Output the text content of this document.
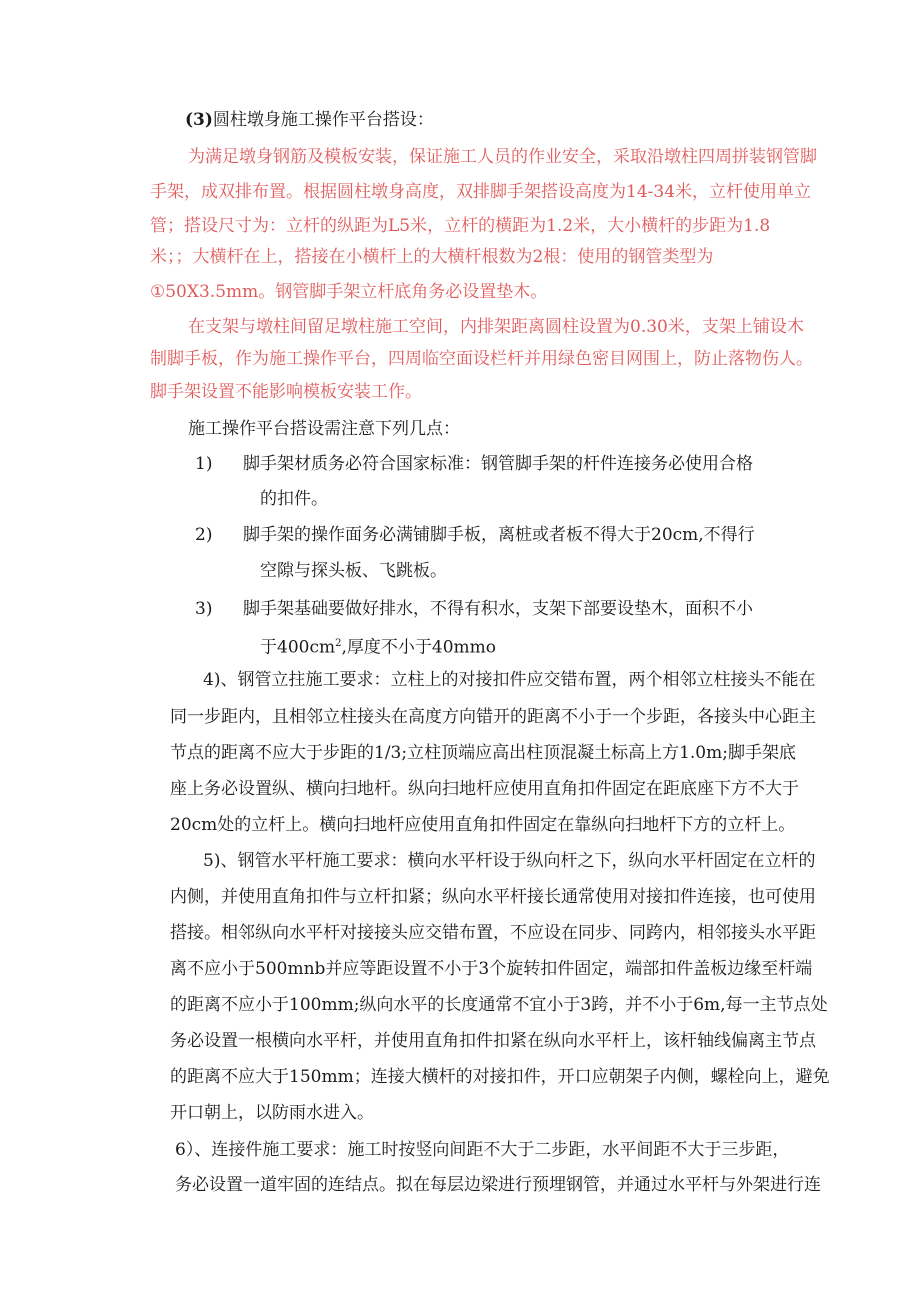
(3)圆柱墩身施工操作平台搭设：
为满足墩身钢筋及模板安装，保证施工人员的作业安全，采取沿墩柱四周拼装钢管脚
手架，成双排布置。根据圆柱墩身高度，双排脚手架搭设高度为14-34米，立杆使用单立
管；搭设尺寸为：立杆的纵距为L5米，立杆的横距为1.2米，大小横杆的步距为1.8
米；；大横杆在上，搭接在小横杆上的大横杆根数为2根：使用的钢管类型为
①50X3.5mm。钢管脚手架立杆底角务必设置垫木。
在支架与墩柱间留足墩柱施工空间，内排架距离圆柱设置为0.30米，支架上铺设木
制脚手板，作为施工操作平台，四周临空面设栏杆并用绿色密目网围上，防止落物伤人。
脚手架设置不能影响模板安装工作。
施工操作平台搭设需注意下列几点：
1) 脚手架材质务必符合国家标准：钢管脚手架的杆件连接务必使用合格
的扣件。
2) 脚手架的操作面务必满铺脚手板，离桩或者板不得大于20cm,不得行
空隙与探头板、飞跳板。
3) 脚手架基础要做好排水，不得有积水，支架下部要设垫木，面积不小
于$400cm^2$,厚度不小于40mmo
4)、钢管立拄施工要求：立柱上的对接扣件应交错布置，两个相邻立柱接头不能在
同一步距内，且相邻立柱接头在高度方向错开的距离不小于一个步距，各接头中心距主
节点的距离不应大于步距的1/3;立柱顶端应高出柱顶混凝土标高上方1.0m;脚手架底
座上务必设置纵、横向扫地杆。纵向扫地杆应使用直角扣件固定在距底座下方不大于
20cm处的立杆上。横向扫地杆应使用直角扣件固定在靠纵向扫地杆下方的立杆上。
5)、钢管水平杆施工要求：横向水平杆设于纵向杆之下，纵向水平杆固定在立杆的
内侧，并使用直角扣件与立杆扣紧；纵向水平杆接长通常使用对接扣件连接，也可使用
搭接。相邻纵向水平杆对接接头应交错布置，不应设在同步、同跨内，相邻接头水平距
离不应小于500mnb并应等距设置不小于3个旋转扣件固定，端部扣件盖板边缘至杆端
的距离不应小于100mm;纵向水平的长度通常不宜小于3跨，并不小于6m,每一主节点处
务必设置一根横向水平杆，并使用直角扣件扣紧在纵向水平杆上，该杆轴线偏离主节点
的距离不应大于150mm；连接大横杆的对接扣件，开口应朝架子内侧，螺栓向上，避免
开口朝上，以防雨水进入。
6）、连接件施工要求：施工时按竖向间距不大于二步距，水平间距不大于三步距，
务必设置一道牢固的连结点。拟在每层边梁进行预埋钢管，并通过水平杆与外架进行连
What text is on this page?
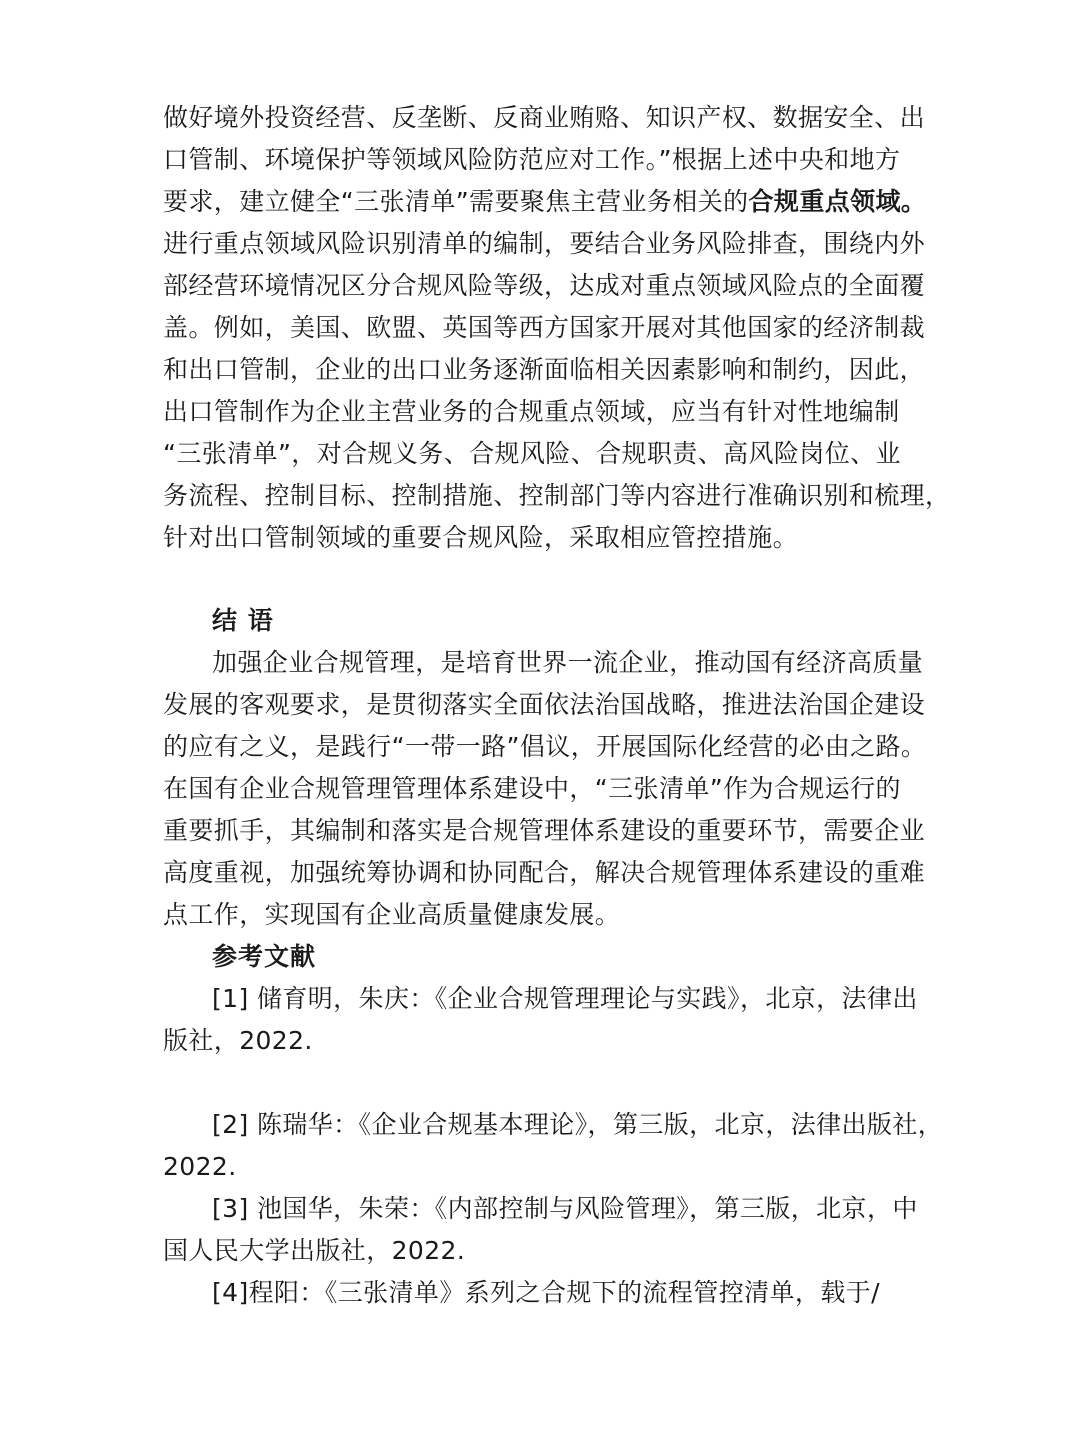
做好境外投资经营、反垄断、反商业贿赂、知识产权、数据安全、出
口管制、环境保护等领域风险防范应对工作。”根据上述中央和地方
要求，建立健全“三张清单”需要聚焦主营业务相关的合规重点领域。
进行重点领域风险识别清单的编制，要结合业务风险排查，围绕内外
部经营环境情况区分合规风险等级，达成对重点领域风险点的全面覆
盖。例如，美国、欧盟、英国等西方国家开展对其他国家的经济制裁
和出口管制，企业的出口业务逐渐面临相关因素影响和制约，因此，
出口管制作为企业主营业务的合规重点领域，应当有针对性地编制
“三张清单”，对合规义务、合规风险、合规职责、高风险岗位、业
务流程、控制目标、控制措施、控制部门等内容进行准确识别和梳理，
针对出口管制领域的重要合规风险，采取相应管控措施。
结 语
加强企业合规管理，是培育世界一流企业，推动国有经济高质量
发展的客观要求，是贯彻落实全面依法治国战略，推进法治国企建设
的应有之义，是践行“一带一路”倡议，开展国际化经营的必由之路。
在国有企业合规管理管理体系建设中，“三张清单”作为合规运行的
重要抓手，其编制和落实是合规管理体系建设的重要环节，需要企业
高度重视，加强统筹协调和协同配合，解决合规管理体系建设的重难
点工作，实现国有企业高质量健康发展。
参考文献
[1] 储育明，朱庆：《企业合规管理理论与实践》，北京，法律出
版社，2022.
[2] 陈瑞华：《企业合规基本理论》，第三版，北京，法律出版社，
2022.
[3] 池国华，朱荣：《内部控制与风险管理》，第三版，北京，中
国人民大学出版社，2022.
[4]程阳：《三张清单》系列之合规下的流程管控清单，载于/
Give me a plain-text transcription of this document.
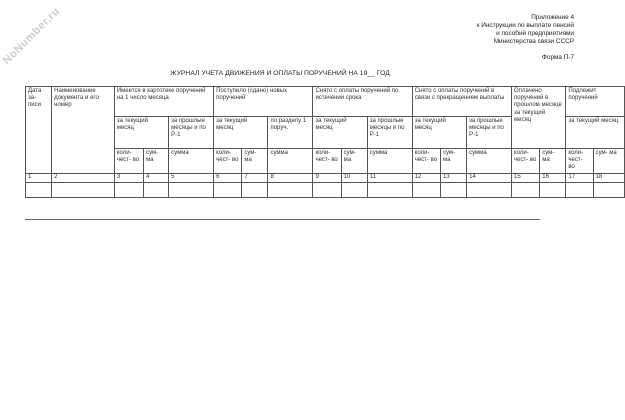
NoNumber.ru	Приложение 4
к Инструкции по выплате пенсий
и пособий предприятиями
Министерства связи СССР
Форма П-7
ЖУРНАЛ УЧЕТА ДВИЖЕНИЯ И ОПЛАТЫ ПОРУЧЕНИЙ НА 19__ ГОД
Дата за- писи	Наименование документа и его номер	Имеется в картотеке поручений на 1 число месяца			Поступило (сдано) новых поручений			Снято с оплаты поручений по истечении срока			Снято с оплаты поручений в связи с прекращением выплаты			Оплачено поручений в прошлом месяце за текущий месяц		Подлежит поручений	
		за текущий месяц		за прошлые месяцы и по Р-1	за текущий месяц		по разделу 1 поруч.	за текущий месяц		за прошлые месяцы и по Р-1	за текущий месяц		за прошлые месяцы и по Р-1			за текущий месяц	
		коли- чест- во	сум- ма	сумма	коли- чест- во	сум- ма	сумма	коли- чест- во	сум- ма	сумма	коли- чест- во	сум- ма	сумма	коли- чест- во	сум- ма	коли- чест- во	сум- ма
1	2	3	4	5	6	7	8	9	10	11	12	13	14	15	16	17	18
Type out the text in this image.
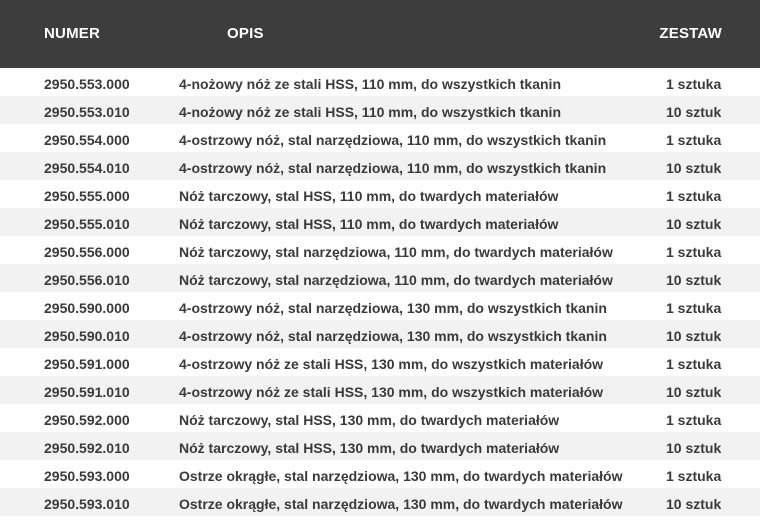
NUMER	OPIS	ZESTAW
2950.553.000	4-nożowy nóż ze stali HSS, 110 mm, do wszystkich tkanin	1 sztuka
2950.553.010	4-nożowy nóż ze stali HSS, 110 mm, do wszystkich tkanin	10 sztuk
2950.554.000	4-ostrzowy nóż, stal narzędziowa, 110 mm, do wszystkich tkanin	1 sztuka
2950.554.010	4-ostrzowy nóż, stal narzędziowa, 110 mm, do wszystkich tkanin	10 sztuk
2950.555.000	Nóż tarczowy, stal HSS, 110 mm, do twardych materiałów	1 sztuka
2950.555.010	Nóż tarczowy, stal HSS, 110 mm, do twardych materiałów	10 sztuk
2950.556.000	Nóż tarczowy, stal narzędziowa, 110 mm, do twardych materiałów	1 sztuka
2950.556.010	Nóż tarczowy, stal narzędziowa, 110 mm, do twardych materiałów	10 sztuk
2950.590.000	4-ostrzowy nóż, stal narzędziowa, 130 mm, do wszystkich tkanin	1 sztuka
2950.590.010	4-ostrzowy nóż, stal narzędziowa, 130 mm, do wszystkich tkanin	10 sztuk
2950.591.000	4-ostrzowy nóż ze stali HSS, 130 mm, do wszystkich materiałów	1 sztuka
2950.591.010	4-ostrzowy nóż ze stali HSS, 130 mm, do wszystkich materiałów	10 sztuk
2950.592.000	Nóż tarczowy, stal HSS, 130 mm, do twardych materiałów	1 sztuka
2950.592.010	Nóż tarczowy, stal HSS, 130 mm, do twardych materiałów	10 sztuk
2950.593.000	Ostrze okrągłe, stal narzędziowa, 130 mm, do twardych materiałów	1 sztuka
2950.593.010	Ostrze okrągłe, stal narzędziowa, 130 mm, do twardych materiałów	10 sztuk
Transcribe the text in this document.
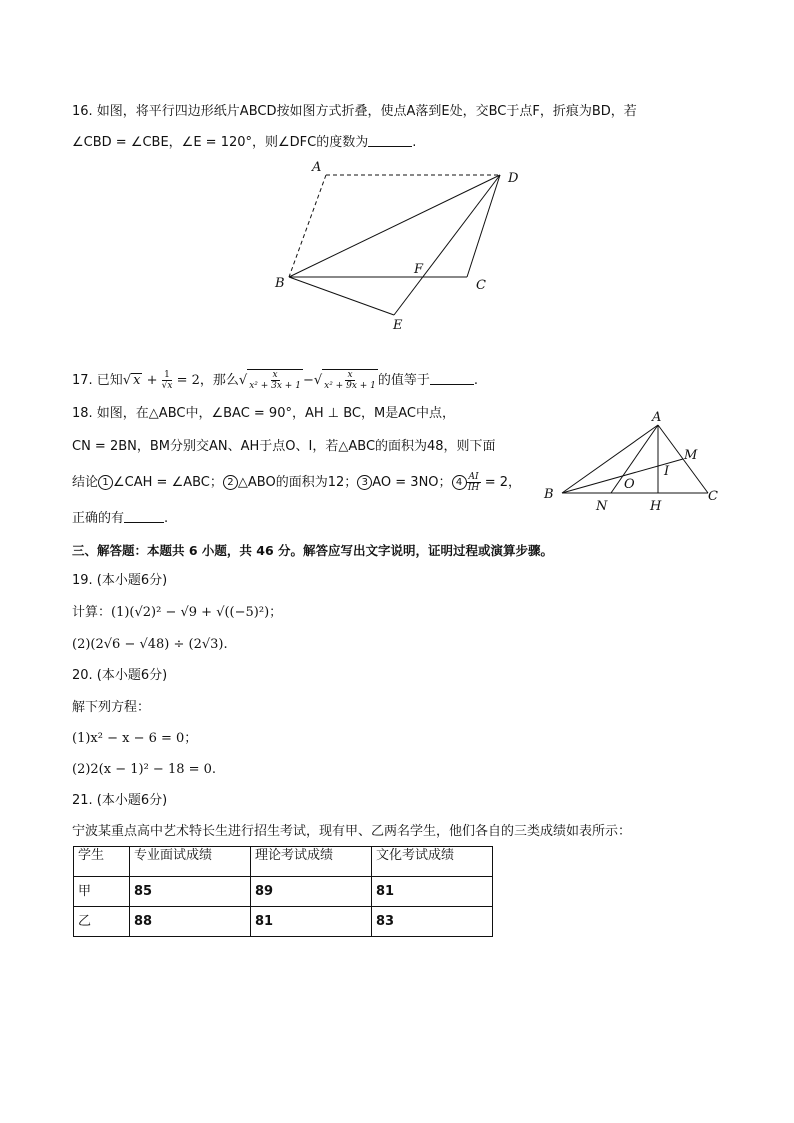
16. 如图，将平行四边形纸片ABCD按如图方式折叠，使点A落到E处，交BC于点F，折痕为BD，若
∠CBD = ∠CBE，∠E = 120°，则∠DFC的度数为	.
A
D
B
F
C
E
17. 已知√ $x + \frac{1}{√x} = 2$，那么√ $\frac{x}{\text{x² + 3x + 1}}$ −√ $\frac{x}{\text{x² + 9x + 1}}$ 的值等于	.
18. 如图，在△ABC中，∠BAC = 90°，AH ⊥ BC，M是AC中点，
CN = 2BN，BM分别交AN、AH于点O、I，若△ABC的面积为48，则下面
结论 1 ∠CAH = ∠ABC； 2 △ABO的面积为12； 3 AO = 3NO； $4 \frac{AI}{IH} = 2$，
正确的有	.
A
M
I
O
B	C
N	H
三、解答题：本题共 6 小题，共 46 分。解答应写出文字说明，证明过程或演算步骤。
19. (本小题6分)
计算：(1)(√2)² − √9 + √((−5)²)；
(2)(2√6 − √48) ÷ (2√3).
20. (本小题6分)
解下列方程：
(1)x² − x − 6 = 0；
(2)2(x − 1)² − 18 = 0.
21. (本小题6分)
宁波某重点高中艺术特长生进行招生考试，现有甲、乙两名学生，他们各自的三类成绩如表所示：
学生	专业面试成绩	理论考试成绩	文化考试成绩
甲	85	89	81
乙	88	81	83
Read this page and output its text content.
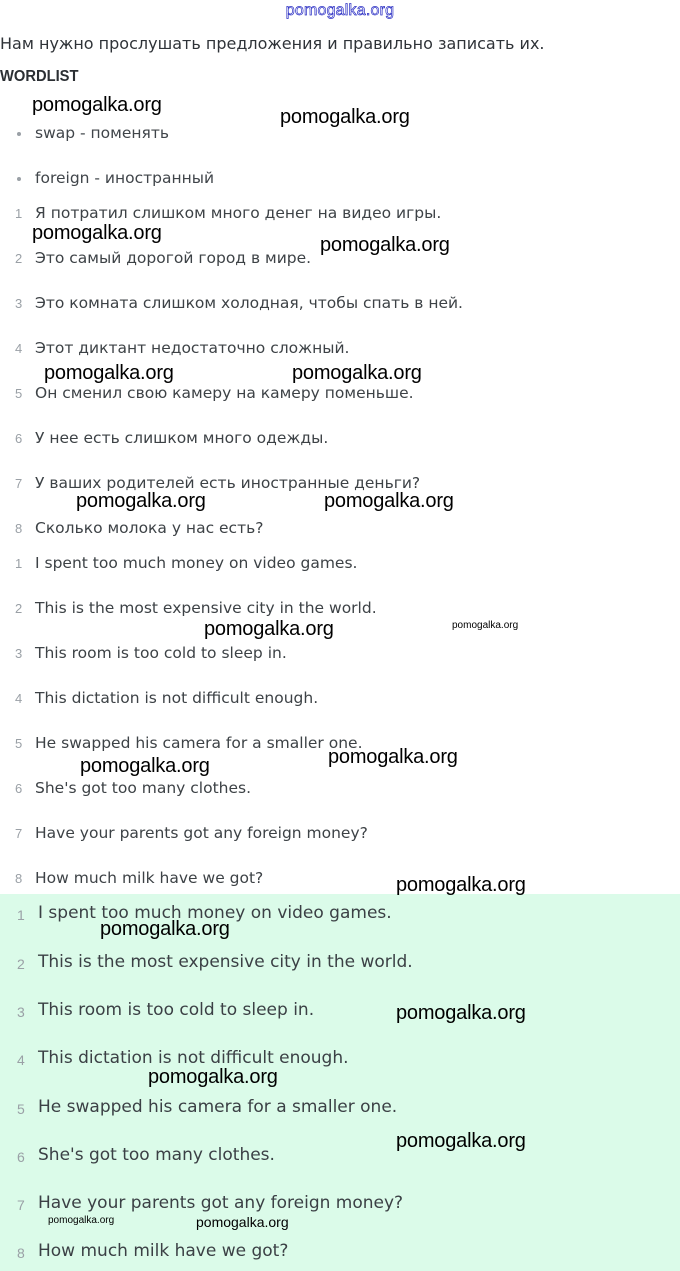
pomogalka.org
Нам нужно прослушать предложения и правильно записать их.
WORDLIST
swap - поменять
foreign - иностранный
1 Я потратил слишком много денег на видео игры.
2 Это самый дорогой город в мире.
3 Это комната слишком холодная, чтобы спать в ней.
4 Этот диктант недостаточно сложный.
5 Он сменил свою камеру на камеру поменьше.
6 У нее есть слишком много одежды.
7 У ваших родителей есть иностранные деньги?
8 Сколько молока у нас есть?
1 I spent too much money on video games.
2 This is the most expensive city in the world.
3 This room is too cold to sleep in.
4 This dictation is not difficult enough.
5 He swapped his camera for a smaller one.
6 She's got too many clothes.
7 Have your parents got any foreign money?
8 How much milk have we got?
1 I spent too much money on video games.
2 This is the most expensive city in the world.
3 This room is too cold to sleep in.
4 This dictation is not difficult enough.
5 He swapped his camera for a smaller one.
6 She's got too many clothes.
7 Have your parents got any foreign money?
8 How much milk have we got?
pomogalka.org
pomogalka.org
pomogalka.org
pomogalka.org
pomogalka.org	pomogalka.org
pomogalka.org	pomogalka.org
pomogalka.org	pomogalka.org
pomogalka.org	pomogalka.org
pomogalka.org
pomogalka.org
pomogalka.org
pomogalka.org
pomogalka.org
pomogalka.org	pomogalka.org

Required work -
From the listing, tally every line with the word "三张清单" in it and give only the tally.

Exercise result -
4